**WHAT YOU NEED TO DO**
Copy every line of the material below word for word.

**SUPPLIED ENTRIES**
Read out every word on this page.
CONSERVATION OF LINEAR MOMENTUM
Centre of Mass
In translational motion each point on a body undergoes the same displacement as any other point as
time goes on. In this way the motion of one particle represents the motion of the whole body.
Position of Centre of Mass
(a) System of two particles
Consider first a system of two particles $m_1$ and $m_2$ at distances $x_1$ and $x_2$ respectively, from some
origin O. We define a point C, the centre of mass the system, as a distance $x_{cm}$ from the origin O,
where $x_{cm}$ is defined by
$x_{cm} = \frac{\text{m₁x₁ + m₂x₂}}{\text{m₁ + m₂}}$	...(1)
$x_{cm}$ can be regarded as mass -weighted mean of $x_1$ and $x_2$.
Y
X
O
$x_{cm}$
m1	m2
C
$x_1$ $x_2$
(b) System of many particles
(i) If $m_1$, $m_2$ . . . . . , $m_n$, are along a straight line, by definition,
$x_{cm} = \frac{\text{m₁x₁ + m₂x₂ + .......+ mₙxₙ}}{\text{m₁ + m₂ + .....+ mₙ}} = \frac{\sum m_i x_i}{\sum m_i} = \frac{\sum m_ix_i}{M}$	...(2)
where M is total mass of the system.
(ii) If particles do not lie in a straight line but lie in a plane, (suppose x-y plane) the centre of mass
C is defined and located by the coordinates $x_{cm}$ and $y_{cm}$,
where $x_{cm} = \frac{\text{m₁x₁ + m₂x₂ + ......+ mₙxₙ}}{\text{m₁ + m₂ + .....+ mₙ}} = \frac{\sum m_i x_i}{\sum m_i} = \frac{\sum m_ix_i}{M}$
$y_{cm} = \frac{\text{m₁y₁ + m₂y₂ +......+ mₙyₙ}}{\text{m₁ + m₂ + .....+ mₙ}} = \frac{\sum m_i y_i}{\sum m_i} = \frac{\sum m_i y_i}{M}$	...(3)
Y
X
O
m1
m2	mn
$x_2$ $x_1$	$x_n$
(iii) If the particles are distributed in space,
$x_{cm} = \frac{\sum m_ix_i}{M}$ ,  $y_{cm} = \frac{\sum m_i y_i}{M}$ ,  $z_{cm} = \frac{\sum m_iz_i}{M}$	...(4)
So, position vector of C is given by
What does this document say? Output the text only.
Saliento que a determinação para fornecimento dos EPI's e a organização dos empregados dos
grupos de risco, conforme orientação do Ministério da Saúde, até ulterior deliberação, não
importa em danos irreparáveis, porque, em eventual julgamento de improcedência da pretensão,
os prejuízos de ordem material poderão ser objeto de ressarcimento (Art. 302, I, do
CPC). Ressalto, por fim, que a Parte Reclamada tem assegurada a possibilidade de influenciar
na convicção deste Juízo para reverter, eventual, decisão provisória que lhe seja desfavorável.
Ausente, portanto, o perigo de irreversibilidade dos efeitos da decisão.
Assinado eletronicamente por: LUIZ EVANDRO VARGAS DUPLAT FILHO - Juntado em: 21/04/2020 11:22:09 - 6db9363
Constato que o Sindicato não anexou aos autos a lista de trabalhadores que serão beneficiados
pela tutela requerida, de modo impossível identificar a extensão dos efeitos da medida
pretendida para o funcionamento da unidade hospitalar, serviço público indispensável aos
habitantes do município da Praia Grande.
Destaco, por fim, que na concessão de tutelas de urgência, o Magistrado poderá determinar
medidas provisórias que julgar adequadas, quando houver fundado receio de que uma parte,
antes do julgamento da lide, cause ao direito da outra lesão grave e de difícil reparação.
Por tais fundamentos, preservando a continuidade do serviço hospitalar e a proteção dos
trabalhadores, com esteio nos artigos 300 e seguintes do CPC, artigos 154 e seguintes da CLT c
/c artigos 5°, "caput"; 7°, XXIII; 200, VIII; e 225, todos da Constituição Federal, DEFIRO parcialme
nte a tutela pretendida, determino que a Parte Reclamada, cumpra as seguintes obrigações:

**THE OUTPUT**
Read out every word on this page.
CONSERVATION OF LINEAR MOMENTUM
Centre of Mass
In translational motion each point on a body undergoes the same displacement as any other point as
time goes on. In this way the motion of one particle represents the motion of the whole body.
Position of Centre of Mass
(a) System of two particles
Consider first a system of two particles $m_1$ and $m_2$ at distances $x_1$ and $x_2$ respectively, from some
origin O. We define a point C, the centre of mass the system, as a distance $x_{cm}$ from the origin O,
where $x_{cm}$ is defined by
$x_{cm} = \frac{\text{m₁x₁ + m₂x₂}}{\text{m₁ + m₂}}$	...(1)
$x_{cm}$ can be regarded as mass -weighted mean of $x_1$ and $x_2$.
Y
X
O
$x_{cm}$
m1	m2
C
$x_1$ $x_2$
(b) System of many particles
(i) If $m_1$, $m_2$ . . . . . , $m_n$, are along a straight line, by definition,
$x_{cm} = \frac{\text{m₁x₁ + m₂x₂ + .......+ mₙxₙ}}{\text{m₁ + m₂ + .....+ mₙ}} = \frac{\sum m_i x_i}{\sum m_i} = \frac{\sum m_ix_i}{M}$	...(2)
where M is total mass of the system.
(ii) If particles do not lie in a straight line but lie in a plane, (suppose x-y plane) the centre of mass
C is defined and located by the coordinates $x_{cm}$ and $y_{cm}$,
where $x_{cm} = \frac{\text{m₁x₁ + m₂x₂ + ......+ mₙxₙ}}{\text{m₁ + m₂ + .....+ mₙ}} = \frac{\sum m_i x_i}{\sum m_i} = \frac{\sum m_ix_i}{M}$
$y_{cm} = \frac{\text{m₁y₁ + m₂y₂ +......+ mₙyₙ}}{\text{m₁ + m₂ + .....+ mₙ}} = \frac{\sum m_i y_i}{\sum m_i} = \frac{\sum m_i y_i}{M}$	...(3)
Y
X
O
m1
m2	mn
$x_2$ $x_1$	$x_n$
(iii) If the particles are distributed in space,
$x_{cm} = \frac{\sum m_ix_i}{M}$ ,  $y_{cm} = \frac{\sum m_i y_i}{M}$ ,  $z_{cm} = \frac{\sum m_iz_i}{M}$	...(4)
So, position vector of C is given by
What does this document say? Output the text only.
Saliento que a determinação para fornecimento dos EPI's e a organização dos empregados dos
grupos de risco, conforme orientação do Ministério da Saúde, até ulterior deliberação, não
importa em danos irreparáveis, porque, em eventual julgamento de improcedência da pretensão,
os prejuízos de ordem material poderão ser objeto de ressarcimento (Art. 302, I, do
CPC). Ressalto, por fim, que a Parte Reclamada tem assegurada a possibilidade de influenciar
na convicção deste Juízo para reverter, eventual, decisão provisória que lhe seja desfavorável.
Ausente, portanto, o perigo de irreversibilidade dos efeitos da decisão.
Assinado eletronicamente por: LUIZ EVANDRO VARGAS DUPLAT FILHO - Juntado em: 21/04/2020 11:22:09 - 6db9363
Constato que o Sindicato não anexou aos autos a lista de trabalhadores que serão beneficiados
pela tutela requerida, de modo impossível identificar a extensão dos efeitos da medida
pretendida para o funcionamento da unidade hospitalar, serviço público indispensável aos
habitantes do município da Praia Grande.
Destaco, por fim, que na concessão de tutelas de urgência, o Magistrado poderá determinar
medidas provisórias que julgar adequadas, quando houver fundado receio de que uma parte,
antes do julgamento da lide, cause ao direito da outra lesão grave e de difícil reparação.
Por tais fundamentos, preservando a continuidade do serviço hospitalar e a proteção dos
trabalhadores, com esteio nos artigos 300 e seguintes do CPC, artigos 154 e seguintes da CLT c
/c artigos 5°, "caput"; 7°, XXIII; 200, VIII; e 225, todos da Constituição Federal, DEFIRO parcialme
nte a tutela pretendida, determino que a Parte Reclamada, cumpra as seguintes obrigações:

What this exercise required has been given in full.